start Source material

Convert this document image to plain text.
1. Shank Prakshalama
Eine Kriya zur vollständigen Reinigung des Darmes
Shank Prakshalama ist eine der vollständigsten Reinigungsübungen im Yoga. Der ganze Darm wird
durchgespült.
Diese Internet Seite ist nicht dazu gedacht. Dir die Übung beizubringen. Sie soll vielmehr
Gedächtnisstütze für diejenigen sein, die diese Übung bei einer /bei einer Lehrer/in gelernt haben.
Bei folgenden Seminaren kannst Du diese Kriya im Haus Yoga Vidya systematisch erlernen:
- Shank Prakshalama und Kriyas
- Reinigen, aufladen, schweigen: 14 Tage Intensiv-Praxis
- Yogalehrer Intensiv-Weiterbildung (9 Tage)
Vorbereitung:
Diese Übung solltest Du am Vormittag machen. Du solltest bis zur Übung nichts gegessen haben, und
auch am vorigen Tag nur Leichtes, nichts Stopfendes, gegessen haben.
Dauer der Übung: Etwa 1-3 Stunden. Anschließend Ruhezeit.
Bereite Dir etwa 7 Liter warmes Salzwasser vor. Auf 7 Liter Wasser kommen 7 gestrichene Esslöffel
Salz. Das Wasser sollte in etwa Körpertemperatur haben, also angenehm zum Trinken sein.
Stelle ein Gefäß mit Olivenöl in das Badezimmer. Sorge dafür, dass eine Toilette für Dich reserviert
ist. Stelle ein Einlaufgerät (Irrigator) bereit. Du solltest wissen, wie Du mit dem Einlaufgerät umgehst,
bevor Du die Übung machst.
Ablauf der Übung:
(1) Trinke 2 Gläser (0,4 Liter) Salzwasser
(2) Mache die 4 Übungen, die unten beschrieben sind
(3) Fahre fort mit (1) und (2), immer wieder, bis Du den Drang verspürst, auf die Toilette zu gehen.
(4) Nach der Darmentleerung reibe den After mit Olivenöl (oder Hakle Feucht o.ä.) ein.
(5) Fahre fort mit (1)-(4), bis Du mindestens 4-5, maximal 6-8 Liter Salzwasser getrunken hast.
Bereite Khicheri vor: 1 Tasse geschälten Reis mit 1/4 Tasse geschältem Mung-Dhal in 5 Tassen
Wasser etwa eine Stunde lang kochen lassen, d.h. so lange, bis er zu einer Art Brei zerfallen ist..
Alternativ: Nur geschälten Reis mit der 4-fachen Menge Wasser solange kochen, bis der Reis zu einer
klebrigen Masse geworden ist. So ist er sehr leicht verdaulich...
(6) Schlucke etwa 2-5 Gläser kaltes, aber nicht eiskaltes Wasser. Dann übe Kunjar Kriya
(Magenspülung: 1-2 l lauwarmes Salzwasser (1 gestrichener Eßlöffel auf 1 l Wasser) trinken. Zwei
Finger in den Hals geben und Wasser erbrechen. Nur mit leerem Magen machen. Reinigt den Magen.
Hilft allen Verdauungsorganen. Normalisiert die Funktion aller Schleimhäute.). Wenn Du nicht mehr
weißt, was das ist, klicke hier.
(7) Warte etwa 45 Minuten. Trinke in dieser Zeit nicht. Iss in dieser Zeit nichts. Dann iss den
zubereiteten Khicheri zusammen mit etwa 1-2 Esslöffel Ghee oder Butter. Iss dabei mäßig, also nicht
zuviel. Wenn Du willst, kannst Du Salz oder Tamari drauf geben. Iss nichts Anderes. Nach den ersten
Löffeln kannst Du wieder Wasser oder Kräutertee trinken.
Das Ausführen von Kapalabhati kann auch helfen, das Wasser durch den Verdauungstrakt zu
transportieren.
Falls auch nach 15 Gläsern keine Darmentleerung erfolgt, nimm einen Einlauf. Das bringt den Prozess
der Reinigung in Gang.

end Source material

* [Task details] Pick out each line in the material containing "Stelle".

* [Final answer]
Stelle ein Gefäß mit Olivenöl in das Badezimmer. Sorge dafür, dass eine Toilette für Dich reserviert
ist. Stelle ein Einlaufgerät (Irrigator) bereit. Du solltest wissen, wie Du mit dem Einlaufgerät umgehst,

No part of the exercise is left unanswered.